═════ Passage to read

This past January, my family and I gathered in a tiny hospital room to say goodbye to my uncle Rolf. He had Down syndrome, and we didn't know until toward the end of his life that people with Down always get dementia. It took away his balance, his words and his memories, but he was happy up to the very end. Honestly, he was the happiest person I've ever been lucky enough to have known. He loved everyone, and he greeted even people he didn't know with a smile and a hug. He had a job, he had hobbies and he had friends. He was a full person just like anyone. He loved life and he didn't deserve to go the way he did.

I didn't spend enough time with my uncle, and that's my regret to carry. It's easy to forget people with disabilities and to dismiss them and the people who care for them. I missed out on too much of his life. But when I walked into his hospital room, when he was comatose, I saw something truly moving. He was surrounded by people whom I didn't know, holding his hand and talking about his life. They smiled and cried as they talked about taking him to church or helping him get to work or just spending time with him. They were his real family, not us, the people who had his blood but knew so little of him. They were the people at his group home, and they had chosen to take time out of their day, unpaid, to sit by his side.

I cannot imagine what it takes to work with developmentally disabled people. I know how difficult it was to deal with Rolfie when I did spend time with him. He was loud. He could be violent. He was emotional. The people in the REM homes, and all facilities like theirs, chose that difficult job of working with him.

They certainly don't stick with it for the money; their salary is abysmally low and funding is very tight. There aren't a lot of benefits to doing their job; it's hard and thankless and complicated. They do it because it's right and it's kind. They take the abuse and the difficult decisions and all of the care it takes to keep an entire house full of developmentally disabled people running, while walking an extremely fine regulatory line, because they choose to. Their clients become their families, and they love them and take care of them when no one else­­ — not even their birth families — can or will. They do it knowing that, eventually, they'll have to go to countless tiny hospital rooms all over the world and watch their family members die, just like Rolfie. It's a heartbreak that they endure over and over, and they still choose to come back to that job and love those people.

══════════
═════ Information supplied

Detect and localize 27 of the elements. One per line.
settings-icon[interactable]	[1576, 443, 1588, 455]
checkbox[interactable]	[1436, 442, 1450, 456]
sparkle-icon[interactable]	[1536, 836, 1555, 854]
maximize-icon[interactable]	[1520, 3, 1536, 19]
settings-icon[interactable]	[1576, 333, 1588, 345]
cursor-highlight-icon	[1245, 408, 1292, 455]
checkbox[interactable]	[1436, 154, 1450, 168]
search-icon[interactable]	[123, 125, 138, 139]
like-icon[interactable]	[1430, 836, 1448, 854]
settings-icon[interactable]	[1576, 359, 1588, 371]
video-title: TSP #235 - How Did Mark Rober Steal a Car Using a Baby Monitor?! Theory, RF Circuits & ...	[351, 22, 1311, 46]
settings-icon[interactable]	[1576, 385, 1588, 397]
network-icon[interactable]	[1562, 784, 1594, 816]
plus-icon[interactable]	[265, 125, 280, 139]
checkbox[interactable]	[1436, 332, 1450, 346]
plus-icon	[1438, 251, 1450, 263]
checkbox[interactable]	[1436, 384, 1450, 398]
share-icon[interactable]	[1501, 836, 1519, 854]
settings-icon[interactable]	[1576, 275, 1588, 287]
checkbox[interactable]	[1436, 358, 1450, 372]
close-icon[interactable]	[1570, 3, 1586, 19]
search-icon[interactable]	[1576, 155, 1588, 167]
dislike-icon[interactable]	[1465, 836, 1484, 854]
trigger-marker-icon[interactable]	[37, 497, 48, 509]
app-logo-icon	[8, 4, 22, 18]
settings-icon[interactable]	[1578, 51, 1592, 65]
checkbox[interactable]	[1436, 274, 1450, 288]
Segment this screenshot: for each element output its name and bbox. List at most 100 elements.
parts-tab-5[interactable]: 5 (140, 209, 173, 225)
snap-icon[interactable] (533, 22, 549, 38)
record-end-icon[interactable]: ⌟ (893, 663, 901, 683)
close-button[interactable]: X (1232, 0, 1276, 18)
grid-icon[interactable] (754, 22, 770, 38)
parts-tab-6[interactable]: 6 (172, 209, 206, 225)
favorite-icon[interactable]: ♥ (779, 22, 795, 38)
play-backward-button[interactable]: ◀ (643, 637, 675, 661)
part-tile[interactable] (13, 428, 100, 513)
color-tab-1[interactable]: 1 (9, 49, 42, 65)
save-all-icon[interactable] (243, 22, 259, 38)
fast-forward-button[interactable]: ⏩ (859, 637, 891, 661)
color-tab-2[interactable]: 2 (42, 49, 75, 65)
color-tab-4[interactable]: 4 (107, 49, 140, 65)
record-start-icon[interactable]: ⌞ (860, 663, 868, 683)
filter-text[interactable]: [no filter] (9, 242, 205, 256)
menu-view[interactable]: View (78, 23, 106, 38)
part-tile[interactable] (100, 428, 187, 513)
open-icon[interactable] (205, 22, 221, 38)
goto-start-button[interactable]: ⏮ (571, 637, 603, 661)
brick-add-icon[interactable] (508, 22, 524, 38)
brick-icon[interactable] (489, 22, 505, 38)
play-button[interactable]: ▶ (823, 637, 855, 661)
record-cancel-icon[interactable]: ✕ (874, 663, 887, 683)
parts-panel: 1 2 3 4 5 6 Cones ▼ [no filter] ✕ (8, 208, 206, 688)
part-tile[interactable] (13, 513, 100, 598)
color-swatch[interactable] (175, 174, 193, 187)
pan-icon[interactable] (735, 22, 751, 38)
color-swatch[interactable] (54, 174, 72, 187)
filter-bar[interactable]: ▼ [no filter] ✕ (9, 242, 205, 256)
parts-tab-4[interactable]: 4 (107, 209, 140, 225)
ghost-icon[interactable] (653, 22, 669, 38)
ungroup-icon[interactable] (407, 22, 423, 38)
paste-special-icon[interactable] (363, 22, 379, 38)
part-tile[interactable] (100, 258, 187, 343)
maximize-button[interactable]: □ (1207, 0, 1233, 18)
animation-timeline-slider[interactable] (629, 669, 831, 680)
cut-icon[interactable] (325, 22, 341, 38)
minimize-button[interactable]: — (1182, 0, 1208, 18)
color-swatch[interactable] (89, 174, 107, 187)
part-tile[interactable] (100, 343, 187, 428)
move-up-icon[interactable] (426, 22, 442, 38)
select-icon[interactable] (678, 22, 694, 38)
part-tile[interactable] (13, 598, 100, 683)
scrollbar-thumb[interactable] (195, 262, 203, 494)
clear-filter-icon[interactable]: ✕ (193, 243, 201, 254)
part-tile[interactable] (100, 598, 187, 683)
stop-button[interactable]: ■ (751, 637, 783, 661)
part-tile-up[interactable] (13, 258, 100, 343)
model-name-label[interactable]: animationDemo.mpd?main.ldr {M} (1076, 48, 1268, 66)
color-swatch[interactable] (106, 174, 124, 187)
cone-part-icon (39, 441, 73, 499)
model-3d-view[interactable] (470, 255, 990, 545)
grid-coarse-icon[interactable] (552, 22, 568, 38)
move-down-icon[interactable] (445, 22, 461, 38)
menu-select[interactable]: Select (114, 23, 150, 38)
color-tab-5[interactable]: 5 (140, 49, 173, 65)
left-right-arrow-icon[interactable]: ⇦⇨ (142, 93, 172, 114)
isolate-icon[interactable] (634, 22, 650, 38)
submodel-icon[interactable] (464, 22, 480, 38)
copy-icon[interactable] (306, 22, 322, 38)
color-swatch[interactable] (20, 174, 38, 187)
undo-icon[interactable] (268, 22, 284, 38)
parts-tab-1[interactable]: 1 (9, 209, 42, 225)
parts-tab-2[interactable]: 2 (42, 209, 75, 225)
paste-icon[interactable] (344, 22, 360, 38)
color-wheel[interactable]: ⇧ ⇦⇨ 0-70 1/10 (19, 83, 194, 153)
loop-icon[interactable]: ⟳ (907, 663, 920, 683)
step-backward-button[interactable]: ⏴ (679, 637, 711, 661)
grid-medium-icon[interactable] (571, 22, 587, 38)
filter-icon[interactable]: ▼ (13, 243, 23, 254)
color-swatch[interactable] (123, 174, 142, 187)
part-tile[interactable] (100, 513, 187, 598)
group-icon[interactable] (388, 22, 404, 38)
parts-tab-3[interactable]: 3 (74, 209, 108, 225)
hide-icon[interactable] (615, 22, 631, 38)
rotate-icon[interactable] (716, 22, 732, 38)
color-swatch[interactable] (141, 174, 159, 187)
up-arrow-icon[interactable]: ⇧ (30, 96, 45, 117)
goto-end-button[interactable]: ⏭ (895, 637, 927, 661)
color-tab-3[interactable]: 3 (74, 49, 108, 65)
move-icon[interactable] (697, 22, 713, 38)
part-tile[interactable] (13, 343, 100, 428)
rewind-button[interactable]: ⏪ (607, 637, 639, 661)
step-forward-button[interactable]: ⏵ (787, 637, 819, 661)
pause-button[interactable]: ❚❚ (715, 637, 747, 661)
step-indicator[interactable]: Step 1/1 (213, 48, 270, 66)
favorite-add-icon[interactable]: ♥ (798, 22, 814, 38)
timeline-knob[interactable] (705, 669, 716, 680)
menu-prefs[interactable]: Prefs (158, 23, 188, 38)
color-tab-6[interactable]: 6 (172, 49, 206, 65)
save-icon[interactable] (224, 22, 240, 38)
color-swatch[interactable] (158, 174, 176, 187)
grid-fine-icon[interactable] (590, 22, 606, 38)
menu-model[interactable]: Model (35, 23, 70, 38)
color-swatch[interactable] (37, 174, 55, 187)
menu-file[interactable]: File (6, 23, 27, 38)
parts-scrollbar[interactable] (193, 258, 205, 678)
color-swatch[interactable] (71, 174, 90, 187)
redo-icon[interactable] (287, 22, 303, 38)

══════════

Problem:
Reproduce word for word the part of the piece about Uncle Rolf that opens with the words containing "I cannot imagine" and closes with "working with him.".

Result:
I cannot imagine what it takes to work with developmentally disabled people. I know how difficult it was to deal with Rolfie when I did spend time with him. He was loud. He could be violent. He was emotional. The people in the REM homes, and all facilities like theirs, chose that difficult job of working with him.